◆ **INSTRUCTION**:
Scan the data below for the string "this". Copy every line where it appears.

(Extracted data entries)
** Start **
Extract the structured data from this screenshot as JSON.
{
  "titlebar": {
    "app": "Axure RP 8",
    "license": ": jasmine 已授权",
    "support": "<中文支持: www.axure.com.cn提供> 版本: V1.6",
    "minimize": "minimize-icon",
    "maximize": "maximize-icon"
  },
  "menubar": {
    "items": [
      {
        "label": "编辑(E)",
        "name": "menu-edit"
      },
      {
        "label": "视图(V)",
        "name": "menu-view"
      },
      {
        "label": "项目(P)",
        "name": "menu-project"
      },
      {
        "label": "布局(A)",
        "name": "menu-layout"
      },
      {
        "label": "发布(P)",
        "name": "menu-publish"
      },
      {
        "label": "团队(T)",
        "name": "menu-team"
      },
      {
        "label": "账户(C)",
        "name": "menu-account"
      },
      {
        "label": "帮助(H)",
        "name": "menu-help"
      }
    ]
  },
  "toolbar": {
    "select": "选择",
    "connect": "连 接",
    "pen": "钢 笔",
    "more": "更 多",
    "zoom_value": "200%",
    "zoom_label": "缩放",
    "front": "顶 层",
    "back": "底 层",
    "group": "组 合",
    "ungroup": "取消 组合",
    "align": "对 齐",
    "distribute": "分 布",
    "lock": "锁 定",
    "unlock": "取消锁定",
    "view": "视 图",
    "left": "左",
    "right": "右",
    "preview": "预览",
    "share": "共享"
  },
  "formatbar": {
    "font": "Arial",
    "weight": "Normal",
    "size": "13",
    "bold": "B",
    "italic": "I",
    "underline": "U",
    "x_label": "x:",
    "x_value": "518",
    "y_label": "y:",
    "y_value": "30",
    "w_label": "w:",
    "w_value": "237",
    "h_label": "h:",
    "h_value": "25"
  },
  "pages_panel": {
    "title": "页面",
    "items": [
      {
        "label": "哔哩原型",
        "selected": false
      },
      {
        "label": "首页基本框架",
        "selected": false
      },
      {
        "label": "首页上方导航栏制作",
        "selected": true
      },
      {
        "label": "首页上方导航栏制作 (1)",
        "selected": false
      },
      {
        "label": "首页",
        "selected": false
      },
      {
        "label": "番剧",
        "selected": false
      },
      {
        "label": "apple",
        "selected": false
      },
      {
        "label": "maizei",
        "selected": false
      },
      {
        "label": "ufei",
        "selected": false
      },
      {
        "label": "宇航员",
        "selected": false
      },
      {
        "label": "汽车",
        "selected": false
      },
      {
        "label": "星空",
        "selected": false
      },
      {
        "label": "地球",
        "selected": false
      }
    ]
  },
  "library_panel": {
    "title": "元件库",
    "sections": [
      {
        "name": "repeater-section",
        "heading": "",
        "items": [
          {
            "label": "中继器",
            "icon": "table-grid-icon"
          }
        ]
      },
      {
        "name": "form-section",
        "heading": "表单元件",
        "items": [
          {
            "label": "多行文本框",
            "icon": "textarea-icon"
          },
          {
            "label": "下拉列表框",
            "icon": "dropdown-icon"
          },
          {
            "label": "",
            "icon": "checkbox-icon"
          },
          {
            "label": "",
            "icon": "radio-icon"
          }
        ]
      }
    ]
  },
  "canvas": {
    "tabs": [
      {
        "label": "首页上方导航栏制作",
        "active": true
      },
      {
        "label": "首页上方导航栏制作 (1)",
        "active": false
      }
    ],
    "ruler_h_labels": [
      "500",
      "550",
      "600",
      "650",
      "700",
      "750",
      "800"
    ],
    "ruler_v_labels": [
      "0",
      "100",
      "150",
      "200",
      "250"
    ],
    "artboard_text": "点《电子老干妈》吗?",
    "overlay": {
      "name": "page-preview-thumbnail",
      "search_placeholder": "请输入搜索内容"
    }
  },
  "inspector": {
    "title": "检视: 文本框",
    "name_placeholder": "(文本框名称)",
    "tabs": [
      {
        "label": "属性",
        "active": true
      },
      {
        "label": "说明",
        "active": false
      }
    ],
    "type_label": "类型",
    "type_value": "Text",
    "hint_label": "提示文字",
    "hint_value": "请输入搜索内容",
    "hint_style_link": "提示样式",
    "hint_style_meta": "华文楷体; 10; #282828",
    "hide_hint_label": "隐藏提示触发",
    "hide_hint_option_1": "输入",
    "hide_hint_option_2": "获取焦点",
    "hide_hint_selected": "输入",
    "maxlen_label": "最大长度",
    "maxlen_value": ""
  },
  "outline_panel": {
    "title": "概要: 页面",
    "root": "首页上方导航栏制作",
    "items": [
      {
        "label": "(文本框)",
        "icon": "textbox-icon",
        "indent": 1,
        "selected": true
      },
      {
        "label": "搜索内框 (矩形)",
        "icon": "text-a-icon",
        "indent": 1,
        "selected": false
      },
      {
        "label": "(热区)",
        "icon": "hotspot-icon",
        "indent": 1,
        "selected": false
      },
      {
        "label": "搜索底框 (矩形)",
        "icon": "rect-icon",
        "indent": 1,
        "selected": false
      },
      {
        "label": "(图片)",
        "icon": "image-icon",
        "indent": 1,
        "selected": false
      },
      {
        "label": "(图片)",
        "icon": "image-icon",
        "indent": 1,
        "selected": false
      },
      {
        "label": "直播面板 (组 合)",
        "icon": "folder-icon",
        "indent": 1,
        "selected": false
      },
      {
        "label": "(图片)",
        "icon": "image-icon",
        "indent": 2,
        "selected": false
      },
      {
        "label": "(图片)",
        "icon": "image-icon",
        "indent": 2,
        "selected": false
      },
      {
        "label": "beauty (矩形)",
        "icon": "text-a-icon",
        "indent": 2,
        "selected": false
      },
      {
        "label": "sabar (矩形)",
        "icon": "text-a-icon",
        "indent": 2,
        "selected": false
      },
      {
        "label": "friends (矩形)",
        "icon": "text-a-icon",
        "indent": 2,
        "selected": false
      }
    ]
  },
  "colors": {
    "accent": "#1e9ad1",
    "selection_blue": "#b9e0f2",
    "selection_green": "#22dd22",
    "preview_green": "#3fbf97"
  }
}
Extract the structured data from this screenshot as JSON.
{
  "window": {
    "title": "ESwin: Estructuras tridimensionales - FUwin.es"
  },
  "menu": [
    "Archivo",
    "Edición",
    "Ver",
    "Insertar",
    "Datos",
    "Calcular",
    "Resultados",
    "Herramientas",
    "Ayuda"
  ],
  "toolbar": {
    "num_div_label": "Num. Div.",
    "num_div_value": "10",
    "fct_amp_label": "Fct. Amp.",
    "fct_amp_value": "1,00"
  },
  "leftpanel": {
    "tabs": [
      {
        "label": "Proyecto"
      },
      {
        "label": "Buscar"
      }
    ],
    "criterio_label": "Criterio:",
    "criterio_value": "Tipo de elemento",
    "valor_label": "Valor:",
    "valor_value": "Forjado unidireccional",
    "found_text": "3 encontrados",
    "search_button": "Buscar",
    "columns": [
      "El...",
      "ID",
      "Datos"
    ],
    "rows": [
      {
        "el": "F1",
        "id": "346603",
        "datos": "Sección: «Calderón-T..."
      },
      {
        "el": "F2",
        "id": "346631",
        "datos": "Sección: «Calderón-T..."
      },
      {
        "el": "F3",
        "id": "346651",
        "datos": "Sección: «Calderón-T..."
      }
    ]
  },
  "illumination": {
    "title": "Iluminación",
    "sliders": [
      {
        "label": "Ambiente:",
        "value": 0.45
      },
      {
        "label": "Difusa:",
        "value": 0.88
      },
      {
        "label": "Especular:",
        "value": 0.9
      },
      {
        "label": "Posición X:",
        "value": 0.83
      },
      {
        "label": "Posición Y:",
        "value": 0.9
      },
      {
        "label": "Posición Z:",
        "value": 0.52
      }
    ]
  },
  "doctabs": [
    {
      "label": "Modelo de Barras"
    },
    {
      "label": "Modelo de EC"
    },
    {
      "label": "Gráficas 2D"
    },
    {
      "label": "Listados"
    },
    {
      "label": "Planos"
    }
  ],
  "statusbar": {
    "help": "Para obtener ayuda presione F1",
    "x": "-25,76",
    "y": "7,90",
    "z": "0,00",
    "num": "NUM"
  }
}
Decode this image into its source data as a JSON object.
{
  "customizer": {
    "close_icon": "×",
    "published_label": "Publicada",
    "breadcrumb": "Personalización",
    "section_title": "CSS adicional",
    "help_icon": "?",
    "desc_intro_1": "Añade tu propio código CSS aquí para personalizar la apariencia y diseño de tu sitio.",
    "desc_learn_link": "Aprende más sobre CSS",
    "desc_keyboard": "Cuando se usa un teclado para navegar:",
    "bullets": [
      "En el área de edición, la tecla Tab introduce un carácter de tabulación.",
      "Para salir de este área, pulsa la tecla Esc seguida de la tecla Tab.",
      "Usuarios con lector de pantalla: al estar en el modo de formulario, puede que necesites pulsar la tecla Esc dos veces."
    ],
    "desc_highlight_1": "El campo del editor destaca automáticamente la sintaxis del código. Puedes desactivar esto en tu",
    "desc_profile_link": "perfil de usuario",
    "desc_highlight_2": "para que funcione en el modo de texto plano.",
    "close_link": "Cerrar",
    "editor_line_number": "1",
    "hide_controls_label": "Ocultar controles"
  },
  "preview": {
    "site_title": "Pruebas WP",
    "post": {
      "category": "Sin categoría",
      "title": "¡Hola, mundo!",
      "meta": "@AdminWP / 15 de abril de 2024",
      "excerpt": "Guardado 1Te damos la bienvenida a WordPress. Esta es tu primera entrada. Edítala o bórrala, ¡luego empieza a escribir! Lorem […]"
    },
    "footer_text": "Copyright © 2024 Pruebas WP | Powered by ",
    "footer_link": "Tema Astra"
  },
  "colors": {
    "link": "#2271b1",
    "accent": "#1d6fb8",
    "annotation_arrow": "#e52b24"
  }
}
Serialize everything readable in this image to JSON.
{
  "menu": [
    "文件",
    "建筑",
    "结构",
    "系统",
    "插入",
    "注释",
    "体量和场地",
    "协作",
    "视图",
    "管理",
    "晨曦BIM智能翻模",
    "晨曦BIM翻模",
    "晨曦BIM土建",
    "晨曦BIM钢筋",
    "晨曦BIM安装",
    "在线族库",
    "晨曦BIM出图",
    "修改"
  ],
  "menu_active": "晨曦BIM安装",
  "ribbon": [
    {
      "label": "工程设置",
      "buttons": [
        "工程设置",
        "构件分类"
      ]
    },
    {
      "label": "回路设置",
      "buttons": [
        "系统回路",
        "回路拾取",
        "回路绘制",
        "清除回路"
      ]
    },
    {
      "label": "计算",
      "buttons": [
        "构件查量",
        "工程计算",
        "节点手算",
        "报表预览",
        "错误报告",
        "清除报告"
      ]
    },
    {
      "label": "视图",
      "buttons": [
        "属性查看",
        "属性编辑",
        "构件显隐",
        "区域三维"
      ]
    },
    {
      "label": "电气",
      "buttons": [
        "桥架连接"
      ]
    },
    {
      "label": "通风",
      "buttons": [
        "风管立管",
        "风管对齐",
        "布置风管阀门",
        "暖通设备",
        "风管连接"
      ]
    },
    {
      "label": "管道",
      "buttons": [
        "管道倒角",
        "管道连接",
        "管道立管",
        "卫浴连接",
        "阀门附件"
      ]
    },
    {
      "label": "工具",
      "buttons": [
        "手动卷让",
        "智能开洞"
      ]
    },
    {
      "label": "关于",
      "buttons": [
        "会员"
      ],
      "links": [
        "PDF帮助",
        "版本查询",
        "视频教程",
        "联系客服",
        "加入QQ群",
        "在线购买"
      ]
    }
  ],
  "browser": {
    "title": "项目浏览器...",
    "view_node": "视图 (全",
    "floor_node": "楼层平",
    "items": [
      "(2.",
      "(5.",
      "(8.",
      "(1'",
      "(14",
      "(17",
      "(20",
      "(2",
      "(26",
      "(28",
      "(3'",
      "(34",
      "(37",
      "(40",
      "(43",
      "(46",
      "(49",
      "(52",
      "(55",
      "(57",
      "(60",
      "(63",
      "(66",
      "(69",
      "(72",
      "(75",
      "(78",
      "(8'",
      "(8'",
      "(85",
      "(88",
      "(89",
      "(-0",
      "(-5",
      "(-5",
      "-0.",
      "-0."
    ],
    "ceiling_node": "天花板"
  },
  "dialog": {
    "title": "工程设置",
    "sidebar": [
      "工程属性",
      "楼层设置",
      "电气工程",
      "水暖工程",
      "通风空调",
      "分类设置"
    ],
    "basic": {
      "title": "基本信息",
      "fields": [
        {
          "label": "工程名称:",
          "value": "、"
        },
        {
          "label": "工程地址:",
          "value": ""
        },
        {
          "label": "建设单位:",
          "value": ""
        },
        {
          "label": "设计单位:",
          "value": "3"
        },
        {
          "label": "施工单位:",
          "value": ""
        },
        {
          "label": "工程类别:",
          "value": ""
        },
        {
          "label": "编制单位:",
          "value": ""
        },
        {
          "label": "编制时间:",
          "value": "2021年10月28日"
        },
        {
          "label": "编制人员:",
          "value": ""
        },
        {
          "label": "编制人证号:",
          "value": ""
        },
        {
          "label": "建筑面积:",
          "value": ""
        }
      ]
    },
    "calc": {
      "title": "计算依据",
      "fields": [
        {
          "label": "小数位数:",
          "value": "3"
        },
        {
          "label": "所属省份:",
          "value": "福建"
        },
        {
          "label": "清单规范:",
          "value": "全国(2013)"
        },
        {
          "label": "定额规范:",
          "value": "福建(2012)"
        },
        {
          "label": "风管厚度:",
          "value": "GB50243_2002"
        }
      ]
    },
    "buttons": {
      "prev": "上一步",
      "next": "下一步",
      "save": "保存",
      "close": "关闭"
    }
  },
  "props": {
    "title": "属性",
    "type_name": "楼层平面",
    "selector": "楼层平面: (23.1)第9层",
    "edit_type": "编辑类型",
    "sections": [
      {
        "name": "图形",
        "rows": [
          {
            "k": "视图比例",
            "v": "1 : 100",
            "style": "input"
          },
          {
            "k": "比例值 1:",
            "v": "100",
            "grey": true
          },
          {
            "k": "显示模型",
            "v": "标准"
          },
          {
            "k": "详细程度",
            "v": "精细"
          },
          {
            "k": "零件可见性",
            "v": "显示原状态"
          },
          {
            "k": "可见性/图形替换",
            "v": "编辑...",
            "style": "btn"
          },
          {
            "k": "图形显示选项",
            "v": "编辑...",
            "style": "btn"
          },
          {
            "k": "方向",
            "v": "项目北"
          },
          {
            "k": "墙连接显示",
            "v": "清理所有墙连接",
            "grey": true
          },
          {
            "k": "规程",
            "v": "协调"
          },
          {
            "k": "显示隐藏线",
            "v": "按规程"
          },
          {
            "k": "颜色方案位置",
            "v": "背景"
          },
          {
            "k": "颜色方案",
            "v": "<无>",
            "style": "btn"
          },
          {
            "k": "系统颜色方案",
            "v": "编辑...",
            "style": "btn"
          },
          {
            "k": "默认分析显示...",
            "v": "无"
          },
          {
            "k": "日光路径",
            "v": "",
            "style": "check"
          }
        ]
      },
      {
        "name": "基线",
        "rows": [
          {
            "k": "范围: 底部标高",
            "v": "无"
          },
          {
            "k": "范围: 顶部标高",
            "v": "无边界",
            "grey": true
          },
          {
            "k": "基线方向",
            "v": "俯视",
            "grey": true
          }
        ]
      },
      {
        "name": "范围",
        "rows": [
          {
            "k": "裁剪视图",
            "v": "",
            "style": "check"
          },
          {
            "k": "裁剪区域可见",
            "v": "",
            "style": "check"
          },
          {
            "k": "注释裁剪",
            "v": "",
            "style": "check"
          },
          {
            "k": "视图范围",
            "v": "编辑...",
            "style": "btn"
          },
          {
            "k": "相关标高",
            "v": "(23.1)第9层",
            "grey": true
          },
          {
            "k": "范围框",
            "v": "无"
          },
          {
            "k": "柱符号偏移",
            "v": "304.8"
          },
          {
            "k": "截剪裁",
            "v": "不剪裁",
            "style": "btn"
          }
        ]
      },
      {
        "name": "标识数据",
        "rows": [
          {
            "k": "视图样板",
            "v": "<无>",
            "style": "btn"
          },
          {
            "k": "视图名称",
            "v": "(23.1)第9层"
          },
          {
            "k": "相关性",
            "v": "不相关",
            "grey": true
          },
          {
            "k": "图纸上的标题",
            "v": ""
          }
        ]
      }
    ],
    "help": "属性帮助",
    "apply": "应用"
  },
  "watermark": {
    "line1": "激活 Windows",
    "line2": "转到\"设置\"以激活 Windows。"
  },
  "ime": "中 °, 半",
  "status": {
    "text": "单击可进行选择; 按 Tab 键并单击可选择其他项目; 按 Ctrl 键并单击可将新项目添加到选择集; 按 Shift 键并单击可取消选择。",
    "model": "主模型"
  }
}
** End **
◆ **RESPONSE**:
Extract the structured data from this screenshot as JSON.
Extract the structured data from this screenshot as JSON.
Decode this image into its source data as a JSON object.
Serialize everything readable in this image to JSON.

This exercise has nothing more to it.